**What you are asked to do**
Comb through the entries for "futures" and pull out each line that holds it.

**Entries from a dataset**
>> begin

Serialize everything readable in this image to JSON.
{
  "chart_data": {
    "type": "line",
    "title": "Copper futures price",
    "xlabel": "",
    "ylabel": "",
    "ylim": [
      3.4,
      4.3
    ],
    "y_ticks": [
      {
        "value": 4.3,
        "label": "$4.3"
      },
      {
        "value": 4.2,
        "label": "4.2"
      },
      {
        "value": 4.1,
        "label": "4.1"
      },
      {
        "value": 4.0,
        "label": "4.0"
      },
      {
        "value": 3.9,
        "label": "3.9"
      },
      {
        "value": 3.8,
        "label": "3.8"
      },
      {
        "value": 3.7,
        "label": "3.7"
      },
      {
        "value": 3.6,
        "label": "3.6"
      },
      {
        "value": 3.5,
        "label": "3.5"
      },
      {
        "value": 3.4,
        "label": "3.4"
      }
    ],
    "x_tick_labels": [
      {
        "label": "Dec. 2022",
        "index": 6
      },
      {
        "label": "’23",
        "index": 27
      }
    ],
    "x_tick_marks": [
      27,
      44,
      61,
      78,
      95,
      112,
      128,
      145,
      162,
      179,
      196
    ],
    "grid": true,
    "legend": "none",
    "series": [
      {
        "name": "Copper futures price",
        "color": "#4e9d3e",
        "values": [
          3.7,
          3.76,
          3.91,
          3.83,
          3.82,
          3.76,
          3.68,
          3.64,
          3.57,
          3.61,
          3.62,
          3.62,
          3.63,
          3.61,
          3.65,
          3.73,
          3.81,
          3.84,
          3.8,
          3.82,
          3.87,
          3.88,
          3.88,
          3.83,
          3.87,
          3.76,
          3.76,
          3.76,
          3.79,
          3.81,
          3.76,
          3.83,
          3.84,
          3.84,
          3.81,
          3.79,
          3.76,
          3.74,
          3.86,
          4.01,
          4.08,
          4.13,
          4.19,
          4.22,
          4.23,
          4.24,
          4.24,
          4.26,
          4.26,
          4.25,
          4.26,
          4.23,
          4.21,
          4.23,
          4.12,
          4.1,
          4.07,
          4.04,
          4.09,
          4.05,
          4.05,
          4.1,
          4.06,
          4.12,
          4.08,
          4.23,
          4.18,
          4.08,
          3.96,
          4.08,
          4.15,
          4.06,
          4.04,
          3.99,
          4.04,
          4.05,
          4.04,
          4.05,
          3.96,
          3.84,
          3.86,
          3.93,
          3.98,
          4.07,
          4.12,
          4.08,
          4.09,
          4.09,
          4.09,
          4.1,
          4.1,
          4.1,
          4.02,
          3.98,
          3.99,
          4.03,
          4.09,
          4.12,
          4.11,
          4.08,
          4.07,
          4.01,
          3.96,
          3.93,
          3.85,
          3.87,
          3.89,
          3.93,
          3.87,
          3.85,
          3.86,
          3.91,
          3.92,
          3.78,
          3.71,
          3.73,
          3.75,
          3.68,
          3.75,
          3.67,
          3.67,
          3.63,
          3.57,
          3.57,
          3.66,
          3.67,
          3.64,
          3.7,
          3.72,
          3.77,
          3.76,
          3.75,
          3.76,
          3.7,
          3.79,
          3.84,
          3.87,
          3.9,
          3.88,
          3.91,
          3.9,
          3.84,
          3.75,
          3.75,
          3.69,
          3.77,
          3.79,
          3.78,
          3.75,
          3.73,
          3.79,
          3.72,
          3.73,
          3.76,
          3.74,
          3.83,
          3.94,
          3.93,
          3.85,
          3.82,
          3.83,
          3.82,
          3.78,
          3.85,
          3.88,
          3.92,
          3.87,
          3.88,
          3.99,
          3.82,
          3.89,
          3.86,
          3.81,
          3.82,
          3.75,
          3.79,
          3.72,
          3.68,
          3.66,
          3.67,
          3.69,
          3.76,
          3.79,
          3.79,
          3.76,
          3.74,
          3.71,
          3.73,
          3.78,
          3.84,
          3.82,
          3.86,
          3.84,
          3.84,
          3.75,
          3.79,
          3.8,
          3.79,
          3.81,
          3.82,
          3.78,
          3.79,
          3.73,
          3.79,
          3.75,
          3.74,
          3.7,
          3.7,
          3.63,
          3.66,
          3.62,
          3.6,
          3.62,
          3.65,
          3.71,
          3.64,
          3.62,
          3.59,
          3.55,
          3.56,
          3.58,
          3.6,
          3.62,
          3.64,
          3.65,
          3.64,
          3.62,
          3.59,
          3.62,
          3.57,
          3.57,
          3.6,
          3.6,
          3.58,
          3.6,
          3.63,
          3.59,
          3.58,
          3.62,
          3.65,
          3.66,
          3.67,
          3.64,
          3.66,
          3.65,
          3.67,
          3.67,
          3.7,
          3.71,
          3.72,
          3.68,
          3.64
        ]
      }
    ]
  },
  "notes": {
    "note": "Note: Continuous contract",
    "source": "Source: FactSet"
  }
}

>> end
>> begin

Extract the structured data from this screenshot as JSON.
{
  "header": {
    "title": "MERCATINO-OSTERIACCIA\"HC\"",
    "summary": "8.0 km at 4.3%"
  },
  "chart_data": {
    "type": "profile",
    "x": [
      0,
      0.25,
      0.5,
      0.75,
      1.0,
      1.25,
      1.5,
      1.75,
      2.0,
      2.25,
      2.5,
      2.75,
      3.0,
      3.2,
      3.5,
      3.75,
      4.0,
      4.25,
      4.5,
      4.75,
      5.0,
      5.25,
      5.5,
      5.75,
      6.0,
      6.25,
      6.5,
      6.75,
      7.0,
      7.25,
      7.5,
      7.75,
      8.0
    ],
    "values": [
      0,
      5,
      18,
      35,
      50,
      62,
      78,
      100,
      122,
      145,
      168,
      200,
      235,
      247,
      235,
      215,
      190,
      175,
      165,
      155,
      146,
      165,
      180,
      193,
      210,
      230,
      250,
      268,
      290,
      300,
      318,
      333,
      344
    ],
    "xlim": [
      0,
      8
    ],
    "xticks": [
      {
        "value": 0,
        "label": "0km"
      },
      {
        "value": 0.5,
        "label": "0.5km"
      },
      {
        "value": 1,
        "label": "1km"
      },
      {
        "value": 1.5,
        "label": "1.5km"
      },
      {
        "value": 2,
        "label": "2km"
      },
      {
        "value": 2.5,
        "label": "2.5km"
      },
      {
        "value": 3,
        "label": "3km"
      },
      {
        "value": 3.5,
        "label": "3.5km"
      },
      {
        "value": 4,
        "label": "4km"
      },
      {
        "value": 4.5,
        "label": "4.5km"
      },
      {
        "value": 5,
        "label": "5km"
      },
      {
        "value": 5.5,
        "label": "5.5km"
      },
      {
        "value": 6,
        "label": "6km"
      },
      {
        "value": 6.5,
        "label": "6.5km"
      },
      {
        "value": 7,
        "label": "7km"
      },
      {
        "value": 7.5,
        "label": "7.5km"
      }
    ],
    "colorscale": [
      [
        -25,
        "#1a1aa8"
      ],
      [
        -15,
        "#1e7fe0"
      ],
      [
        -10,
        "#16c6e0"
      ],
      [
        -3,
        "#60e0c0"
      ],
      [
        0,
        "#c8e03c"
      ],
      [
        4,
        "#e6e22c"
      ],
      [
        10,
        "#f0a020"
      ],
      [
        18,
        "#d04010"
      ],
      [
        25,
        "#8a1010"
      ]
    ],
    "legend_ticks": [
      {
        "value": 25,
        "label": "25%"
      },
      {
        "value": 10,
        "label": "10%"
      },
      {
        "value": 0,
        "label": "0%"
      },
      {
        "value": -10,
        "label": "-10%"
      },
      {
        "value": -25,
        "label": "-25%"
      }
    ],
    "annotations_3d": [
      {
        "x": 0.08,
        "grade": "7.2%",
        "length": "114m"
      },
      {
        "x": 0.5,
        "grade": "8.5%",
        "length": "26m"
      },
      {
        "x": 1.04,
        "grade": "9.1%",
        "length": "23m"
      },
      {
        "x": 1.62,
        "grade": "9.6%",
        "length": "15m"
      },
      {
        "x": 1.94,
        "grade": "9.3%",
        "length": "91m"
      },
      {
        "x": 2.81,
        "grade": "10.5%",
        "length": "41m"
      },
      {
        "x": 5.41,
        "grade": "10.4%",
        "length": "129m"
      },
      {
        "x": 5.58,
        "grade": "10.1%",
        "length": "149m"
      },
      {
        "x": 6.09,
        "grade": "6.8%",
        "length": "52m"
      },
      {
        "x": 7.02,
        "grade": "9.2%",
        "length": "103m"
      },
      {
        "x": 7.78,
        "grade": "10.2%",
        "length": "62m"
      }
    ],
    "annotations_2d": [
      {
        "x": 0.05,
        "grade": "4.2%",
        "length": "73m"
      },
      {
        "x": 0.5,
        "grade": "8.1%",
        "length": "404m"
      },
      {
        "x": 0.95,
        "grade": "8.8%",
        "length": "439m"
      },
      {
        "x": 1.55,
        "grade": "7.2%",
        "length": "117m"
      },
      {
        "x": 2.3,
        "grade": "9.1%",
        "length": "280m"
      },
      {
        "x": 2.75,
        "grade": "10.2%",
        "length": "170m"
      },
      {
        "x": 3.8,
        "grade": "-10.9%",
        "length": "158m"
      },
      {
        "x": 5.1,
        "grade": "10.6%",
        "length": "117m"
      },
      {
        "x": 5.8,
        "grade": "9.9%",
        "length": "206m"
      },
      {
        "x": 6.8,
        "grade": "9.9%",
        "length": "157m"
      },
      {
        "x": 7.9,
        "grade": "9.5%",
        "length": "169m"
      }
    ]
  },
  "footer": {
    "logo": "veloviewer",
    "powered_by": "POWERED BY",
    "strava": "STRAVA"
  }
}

>> end

**Result of this task**
    "title": "Copper futures price",
        "name": "Copper futures price",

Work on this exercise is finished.